» **Short task**
Say how many lines include the word "Prime". Reply with nothing but the number.

==== Exercise materials

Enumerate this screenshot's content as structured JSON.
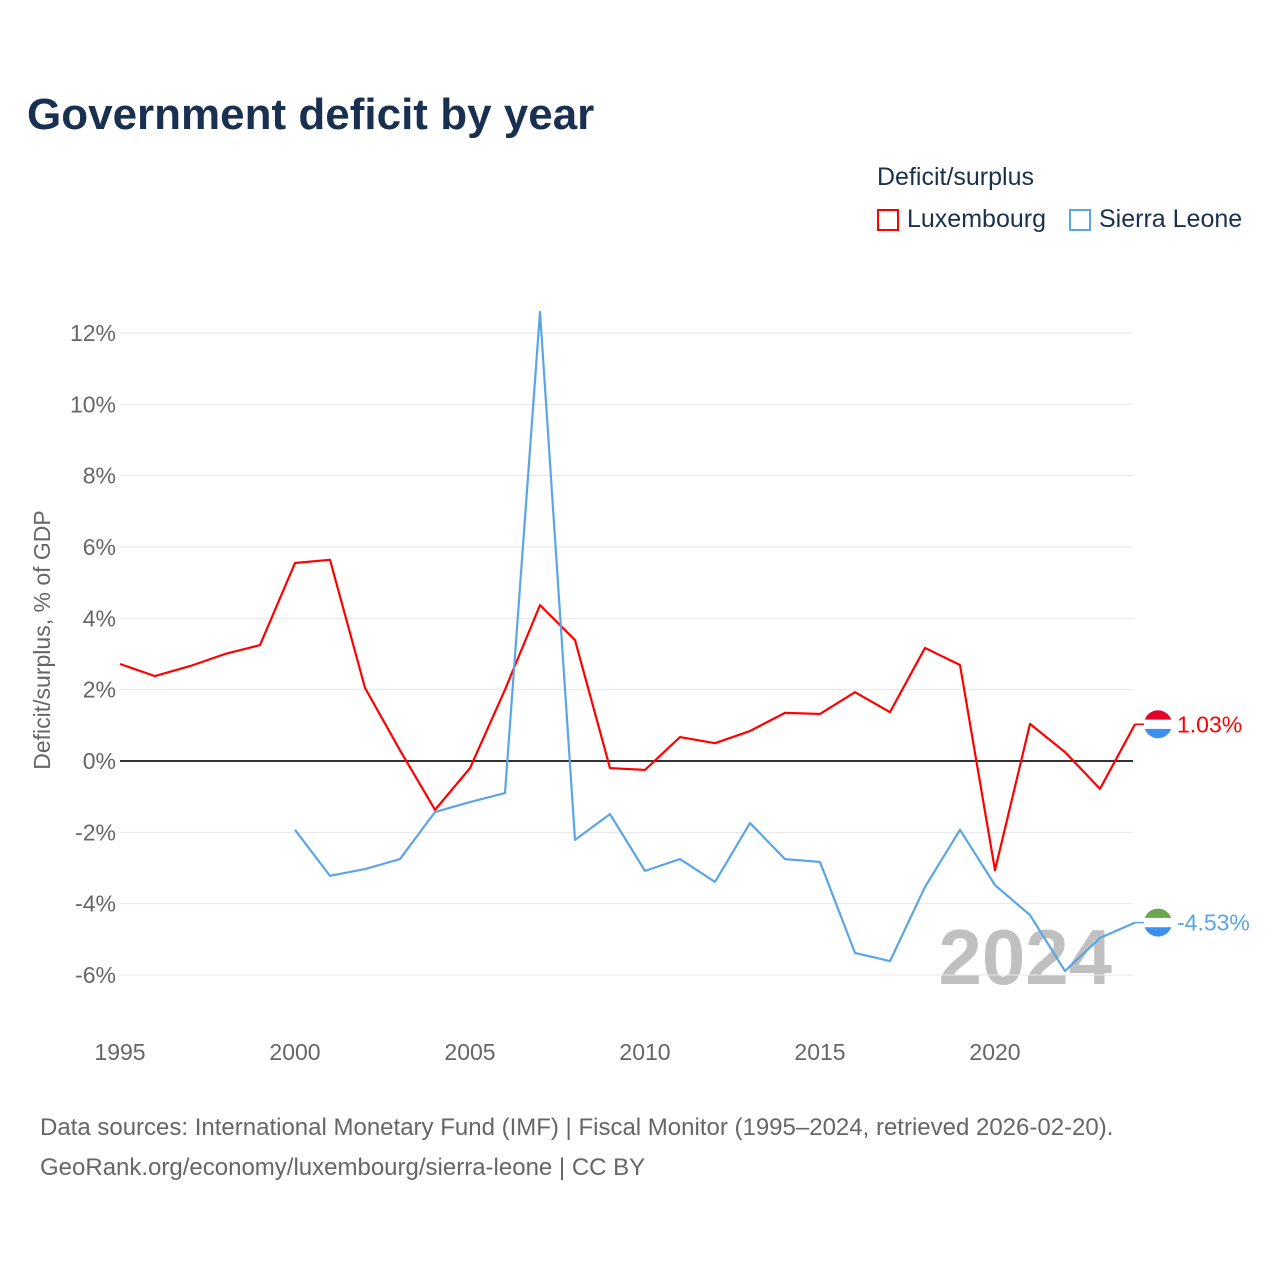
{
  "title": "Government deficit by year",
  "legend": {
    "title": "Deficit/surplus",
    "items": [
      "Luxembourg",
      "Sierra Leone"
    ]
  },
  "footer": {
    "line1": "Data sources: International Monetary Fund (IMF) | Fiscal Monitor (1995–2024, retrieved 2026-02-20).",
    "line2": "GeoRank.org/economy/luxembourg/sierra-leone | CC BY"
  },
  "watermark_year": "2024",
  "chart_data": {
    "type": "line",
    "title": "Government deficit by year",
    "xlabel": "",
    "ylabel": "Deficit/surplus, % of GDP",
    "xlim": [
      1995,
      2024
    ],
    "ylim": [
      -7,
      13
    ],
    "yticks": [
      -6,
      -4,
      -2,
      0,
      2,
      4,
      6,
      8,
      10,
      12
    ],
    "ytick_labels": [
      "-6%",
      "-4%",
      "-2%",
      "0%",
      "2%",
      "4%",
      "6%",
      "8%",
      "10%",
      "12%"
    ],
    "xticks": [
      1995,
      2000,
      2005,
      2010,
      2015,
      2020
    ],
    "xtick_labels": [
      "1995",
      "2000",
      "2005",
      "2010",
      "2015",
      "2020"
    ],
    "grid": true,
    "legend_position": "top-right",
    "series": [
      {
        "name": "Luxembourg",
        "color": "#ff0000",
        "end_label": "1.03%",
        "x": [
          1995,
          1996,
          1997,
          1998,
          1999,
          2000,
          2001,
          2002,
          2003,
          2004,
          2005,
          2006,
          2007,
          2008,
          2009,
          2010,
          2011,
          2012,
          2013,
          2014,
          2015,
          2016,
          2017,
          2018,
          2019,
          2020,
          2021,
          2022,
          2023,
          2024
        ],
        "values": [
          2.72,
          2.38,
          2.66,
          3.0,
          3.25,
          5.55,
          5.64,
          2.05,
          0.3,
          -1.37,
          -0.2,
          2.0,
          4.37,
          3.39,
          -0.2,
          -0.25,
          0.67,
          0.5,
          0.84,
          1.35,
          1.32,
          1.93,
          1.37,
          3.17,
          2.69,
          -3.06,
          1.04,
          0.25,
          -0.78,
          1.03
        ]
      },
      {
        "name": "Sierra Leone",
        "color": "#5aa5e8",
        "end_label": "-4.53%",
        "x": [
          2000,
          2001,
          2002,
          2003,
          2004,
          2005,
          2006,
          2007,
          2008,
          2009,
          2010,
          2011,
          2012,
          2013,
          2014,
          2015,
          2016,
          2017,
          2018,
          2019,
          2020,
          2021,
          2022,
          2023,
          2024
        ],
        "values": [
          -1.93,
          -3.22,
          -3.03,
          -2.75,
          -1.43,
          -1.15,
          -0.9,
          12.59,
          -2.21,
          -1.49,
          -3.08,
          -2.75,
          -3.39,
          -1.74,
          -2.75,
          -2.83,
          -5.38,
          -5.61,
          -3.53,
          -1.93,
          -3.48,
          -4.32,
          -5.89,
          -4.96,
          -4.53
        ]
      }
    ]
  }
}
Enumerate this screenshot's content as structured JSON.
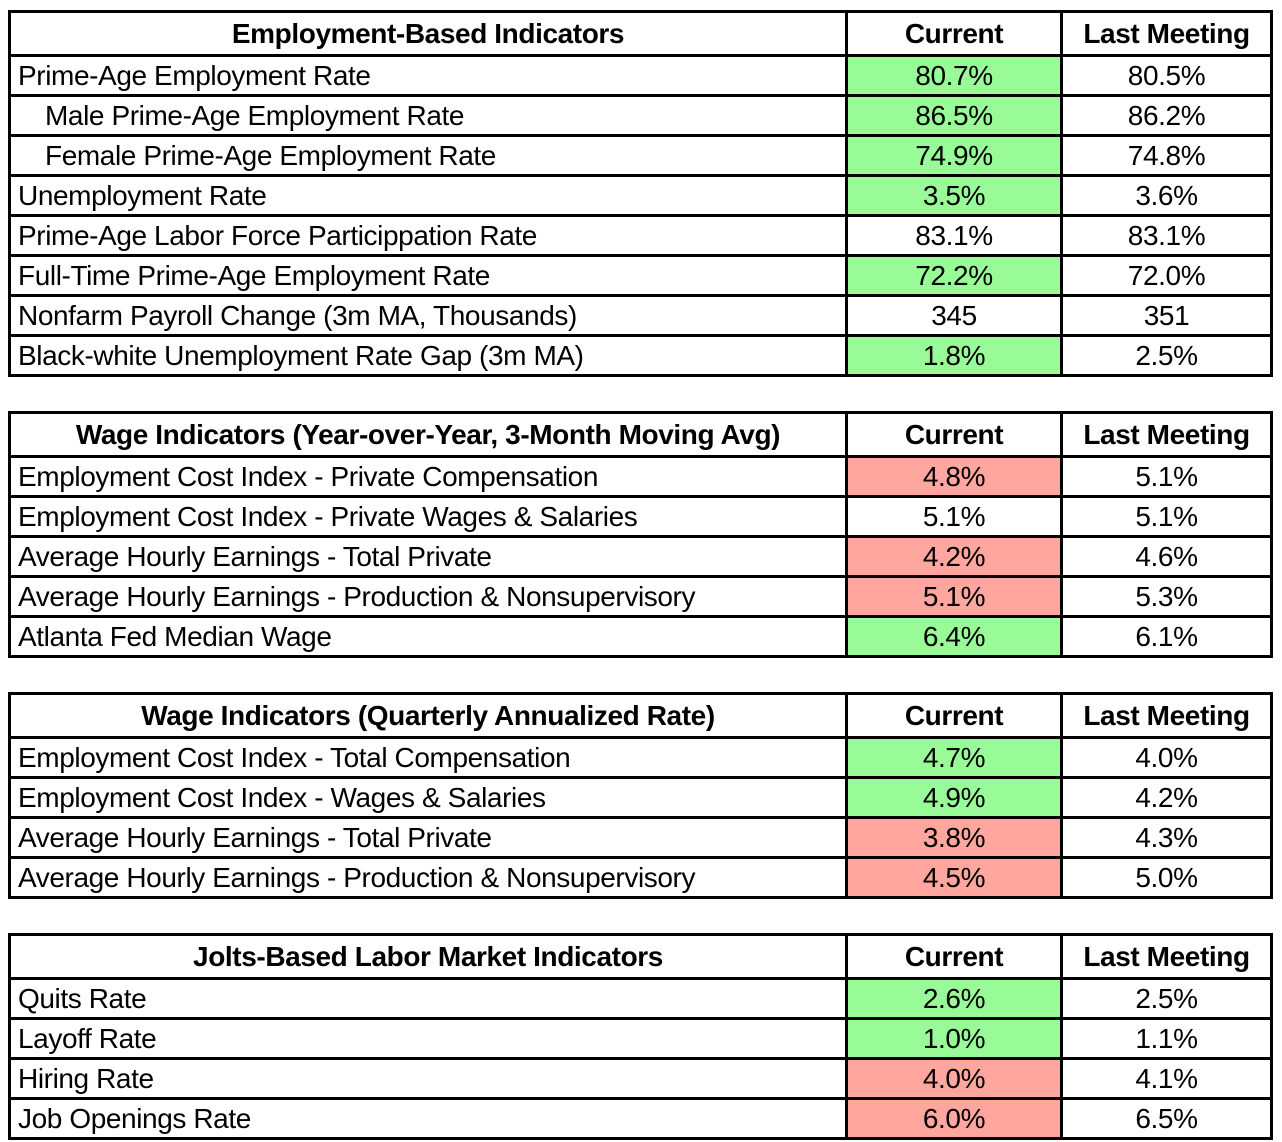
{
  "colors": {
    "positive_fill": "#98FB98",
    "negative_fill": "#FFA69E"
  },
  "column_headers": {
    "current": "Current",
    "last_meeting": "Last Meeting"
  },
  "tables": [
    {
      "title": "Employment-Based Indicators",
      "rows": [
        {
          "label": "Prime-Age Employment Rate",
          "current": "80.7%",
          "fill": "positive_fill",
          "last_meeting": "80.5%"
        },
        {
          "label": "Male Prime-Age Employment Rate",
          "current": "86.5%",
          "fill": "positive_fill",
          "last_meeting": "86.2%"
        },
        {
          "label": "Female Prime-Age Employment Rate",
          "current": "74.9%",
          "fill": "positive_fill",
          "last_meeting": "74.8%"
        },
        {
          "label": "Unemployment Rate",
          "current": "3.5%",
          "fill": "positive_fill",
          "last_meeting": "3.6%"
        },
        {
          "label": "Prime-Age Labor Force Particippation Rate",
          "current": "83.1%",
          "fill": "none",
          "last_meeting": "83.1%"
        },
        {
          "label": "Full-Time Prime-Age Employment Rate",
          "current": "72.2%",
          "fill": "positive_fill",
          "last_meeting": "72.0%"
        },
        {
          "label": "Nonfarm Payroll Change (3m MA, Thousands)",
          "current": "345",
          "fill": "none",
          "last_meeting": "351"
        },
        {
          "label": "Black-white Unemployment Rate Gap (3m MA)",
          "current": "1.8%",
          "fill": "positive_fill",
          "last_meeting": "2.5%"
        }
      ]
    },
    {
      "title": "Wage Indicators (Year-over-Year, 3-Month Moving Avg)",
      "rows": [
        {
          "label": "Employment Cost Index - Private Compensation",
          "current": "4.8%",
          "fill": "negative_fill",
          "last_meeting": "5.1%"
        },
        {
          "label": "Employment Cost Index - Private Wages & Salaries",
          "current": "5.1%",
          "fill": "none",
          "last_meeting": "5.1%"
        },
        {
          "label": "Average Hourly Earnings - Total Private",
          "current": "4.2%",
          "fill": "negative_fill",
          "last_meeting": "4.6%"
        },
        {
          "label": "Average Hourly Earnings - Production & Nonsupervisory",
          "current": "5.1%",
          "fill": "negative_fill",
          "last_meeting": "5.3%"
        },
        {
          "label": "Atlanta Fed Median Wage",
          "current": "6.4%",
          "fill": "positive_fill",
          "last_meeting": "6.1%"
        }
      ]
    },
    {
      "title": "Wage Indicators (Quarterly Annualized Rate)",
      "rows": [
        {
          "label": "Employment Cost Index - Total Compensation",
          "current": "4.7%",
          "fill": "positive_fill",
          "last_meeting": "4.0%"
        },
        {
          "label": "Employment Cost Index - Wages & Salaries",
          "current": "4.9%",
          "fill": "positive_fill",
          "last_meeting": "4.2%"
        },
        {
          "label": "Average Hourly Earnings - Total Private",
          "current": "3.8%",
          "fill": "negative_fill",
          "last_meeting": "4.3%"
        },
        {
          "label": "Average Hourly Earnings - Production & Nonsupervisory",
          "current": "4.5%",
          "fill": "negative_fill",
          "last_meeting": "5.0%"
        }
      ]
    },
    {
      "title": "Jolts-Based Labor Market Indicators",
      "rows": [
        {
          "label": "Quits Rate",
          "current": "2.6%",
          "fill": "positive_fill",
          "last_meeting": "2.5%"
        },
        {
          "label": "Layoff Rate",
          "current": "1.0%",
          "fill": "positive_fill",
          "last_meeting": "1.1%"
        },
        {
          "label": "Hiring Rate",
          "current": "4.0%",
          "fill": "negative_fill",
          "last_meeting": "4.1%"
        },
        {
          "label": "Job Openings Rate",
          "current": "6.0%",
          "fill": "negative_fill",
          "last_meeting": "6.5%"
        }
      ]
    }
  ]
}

========
==== Exercise materials

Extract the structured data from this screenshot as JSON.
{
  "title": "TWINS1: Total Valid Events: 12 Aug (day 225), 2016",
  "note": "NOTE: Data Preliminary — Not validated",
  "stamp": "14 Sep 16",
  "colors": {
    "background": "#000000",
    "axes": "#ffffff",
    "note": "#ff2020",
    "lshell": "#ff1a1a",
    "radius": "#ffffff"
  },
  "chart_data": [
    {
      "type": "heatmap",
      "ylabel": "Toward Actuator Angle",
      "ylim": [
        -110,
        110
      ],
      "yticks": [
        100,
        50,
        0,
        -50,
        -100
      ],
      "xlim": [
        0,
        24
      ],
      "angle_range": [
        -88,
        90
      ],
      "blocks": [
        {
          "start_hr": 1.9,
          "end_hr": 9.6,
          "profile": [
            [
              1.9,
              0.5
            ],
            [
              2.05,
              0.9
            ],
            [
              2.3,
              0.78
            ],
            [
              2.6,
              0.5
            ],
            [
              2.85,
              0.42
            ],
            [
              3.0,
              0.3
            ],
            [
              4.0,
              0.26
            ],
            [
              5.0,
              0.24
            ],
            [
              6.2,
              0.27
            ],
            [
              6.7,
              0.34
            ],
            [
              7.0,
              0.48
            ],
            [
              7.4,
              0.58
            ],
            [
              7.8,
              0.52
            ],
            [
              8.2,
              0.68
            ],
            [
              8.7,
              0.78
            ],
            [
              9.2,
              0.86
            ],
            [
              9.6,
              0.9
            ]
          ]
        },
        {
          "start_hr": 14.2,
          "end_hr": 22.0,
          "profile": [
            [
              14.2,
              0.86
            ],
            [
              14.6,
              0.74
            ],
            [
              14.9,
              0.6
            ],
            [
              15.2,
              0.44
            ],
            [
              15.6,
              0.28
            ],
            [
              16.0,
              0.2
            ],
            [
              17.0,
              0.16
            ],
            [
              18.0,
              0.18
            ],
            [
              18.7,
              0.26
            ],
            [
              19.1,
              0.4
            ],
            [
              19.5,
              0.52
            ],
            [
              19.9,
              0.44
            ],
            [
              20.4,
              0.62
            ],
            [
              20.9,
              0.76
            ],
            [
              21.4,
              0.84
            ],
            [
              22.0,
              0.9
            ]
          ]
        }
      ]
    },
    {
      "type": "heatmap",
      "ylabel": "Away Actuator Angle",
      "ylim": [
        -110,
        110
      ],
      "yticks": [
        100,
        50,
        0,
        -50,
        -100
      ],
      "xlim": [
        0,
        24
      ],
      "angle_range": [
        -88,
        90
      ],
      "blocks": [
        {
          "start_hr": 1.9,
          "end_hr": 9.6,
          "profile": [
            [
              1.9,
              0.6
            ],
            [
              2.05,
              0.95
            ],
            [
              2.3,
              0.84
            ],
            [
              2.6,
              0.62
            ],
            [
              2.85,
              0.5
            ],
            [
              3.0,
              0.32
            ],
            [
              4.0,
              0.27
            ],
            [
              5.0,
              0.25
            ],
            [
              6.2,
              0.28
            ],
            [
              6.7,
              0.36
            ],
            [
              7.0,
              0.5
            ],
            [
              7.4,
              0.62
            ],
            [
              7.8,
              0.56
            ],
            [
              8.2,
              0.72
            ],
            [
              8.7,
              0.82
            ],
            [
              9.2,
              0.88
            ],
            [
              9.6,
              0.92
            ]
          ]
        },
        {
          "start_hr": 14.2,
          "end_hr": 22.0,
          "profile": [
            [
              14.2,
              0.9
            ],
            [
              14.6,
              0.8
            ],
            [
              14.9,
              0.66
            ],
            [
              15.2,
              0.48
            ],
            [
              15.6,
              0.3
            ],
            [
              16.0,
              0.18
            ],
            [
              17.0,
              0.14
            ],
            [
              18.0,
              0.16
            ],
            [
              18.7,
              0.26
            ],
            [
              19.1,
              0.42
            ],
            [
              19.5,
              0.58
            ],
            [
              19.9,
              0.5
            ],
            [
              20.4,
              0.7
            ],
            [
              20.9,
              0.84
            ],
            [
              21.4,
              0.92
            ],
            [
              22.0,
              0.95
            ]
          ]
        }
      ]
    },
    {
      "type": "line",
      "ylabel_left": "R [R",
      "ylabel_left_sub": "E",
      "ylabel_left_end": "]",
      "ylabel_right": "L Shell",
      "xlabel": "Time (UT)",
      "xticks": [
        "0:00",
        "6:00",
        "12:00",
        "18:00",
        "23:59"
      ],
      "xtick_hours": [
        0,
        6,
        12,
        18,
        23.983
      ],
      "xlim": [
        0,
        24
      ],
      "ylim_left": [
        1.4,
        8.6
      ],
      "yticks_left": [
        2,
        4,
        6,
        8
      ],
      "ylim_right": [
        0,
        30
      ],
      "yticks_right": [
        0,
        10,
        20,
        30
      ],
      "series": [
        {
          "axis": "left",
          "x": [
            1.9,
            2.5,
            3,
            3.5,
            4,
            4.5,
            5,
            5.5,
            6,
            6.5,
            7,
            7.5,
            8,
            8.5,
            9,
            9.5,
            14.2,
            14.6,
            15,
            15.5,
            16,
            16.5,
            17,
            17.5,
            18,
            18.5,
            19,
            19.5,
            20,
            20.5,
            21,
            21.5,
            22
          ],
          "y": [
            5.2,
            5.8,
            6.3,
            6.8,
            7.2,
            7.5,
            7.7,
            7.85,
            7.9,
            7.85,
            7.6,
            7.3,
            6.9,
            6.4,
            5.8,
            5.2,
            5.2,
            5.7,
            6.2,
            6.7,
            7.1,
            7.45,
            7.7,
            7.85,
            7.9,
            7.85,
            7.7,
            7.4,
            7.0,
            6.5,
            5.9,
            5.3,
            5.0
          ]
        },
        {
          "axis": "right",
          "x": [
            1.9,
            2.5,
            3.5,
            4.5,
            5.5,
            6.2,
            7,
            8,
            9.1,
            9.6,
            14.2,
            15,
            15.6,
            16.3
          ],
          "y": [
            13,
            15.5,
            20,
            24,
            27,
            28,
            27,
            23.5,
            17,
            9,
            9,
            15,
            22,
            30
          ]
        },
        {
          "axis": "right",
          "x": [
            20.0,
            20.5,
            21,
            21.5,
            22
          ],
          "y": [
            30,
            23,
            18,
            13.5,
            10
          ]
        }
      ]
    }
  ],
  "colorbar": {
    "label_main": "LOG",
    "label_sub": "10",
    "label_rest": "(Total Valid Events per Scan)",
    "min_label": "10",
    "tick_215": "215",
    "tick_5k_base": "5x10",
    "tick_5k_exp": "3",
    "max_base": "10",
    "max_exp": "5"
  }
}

========
==== Exercise materials

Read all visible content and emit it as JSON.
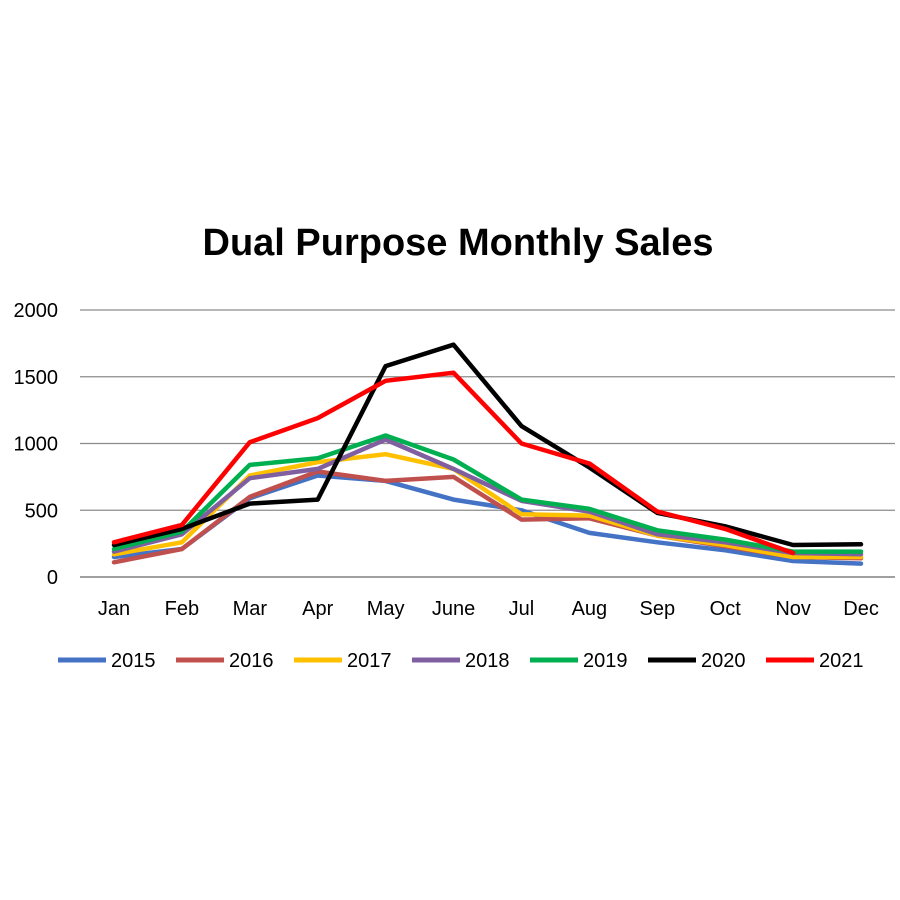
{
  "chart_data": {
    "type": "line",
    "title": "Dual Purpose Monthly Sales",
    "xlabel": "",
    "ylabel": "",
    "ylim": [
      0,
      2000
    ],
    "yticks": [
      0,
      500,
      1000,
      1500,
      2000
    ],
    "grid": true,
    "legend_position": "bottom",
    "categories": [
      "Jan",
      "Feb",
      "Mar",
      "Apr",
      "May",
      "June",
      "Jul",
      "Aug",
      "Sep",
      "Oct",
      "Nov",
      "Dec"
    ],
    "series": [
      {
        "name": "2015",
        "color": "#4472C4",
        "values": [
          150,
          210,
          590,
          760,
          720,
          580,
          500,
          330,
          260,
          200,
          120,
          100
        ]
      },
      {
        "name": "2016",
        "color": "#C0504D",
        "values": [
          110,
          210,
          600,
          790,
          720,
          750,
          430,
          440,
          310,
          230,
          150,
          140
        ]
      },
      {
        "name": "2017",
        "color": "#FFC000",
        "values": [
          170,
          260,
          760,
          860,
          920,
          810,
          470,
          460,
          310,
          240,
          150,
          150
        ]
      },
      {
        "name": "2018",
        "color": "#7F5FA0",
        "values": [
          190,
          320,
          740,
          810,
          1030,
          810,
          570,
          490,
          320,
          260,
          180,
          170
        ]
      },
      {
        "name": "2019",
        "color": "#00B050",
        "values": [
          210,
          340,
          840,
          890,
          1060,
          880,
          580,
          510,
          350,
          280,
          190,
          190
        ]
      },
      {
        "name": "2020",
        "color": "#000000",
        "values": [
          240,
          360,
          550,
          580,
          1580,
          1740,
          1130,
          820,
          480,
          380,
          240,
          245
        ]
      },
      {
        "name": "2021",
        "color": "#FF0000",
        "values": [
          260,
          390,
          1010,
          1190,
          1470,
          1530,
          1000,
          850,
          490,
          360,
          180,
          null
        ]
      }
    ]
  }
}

========

» **Task response**
5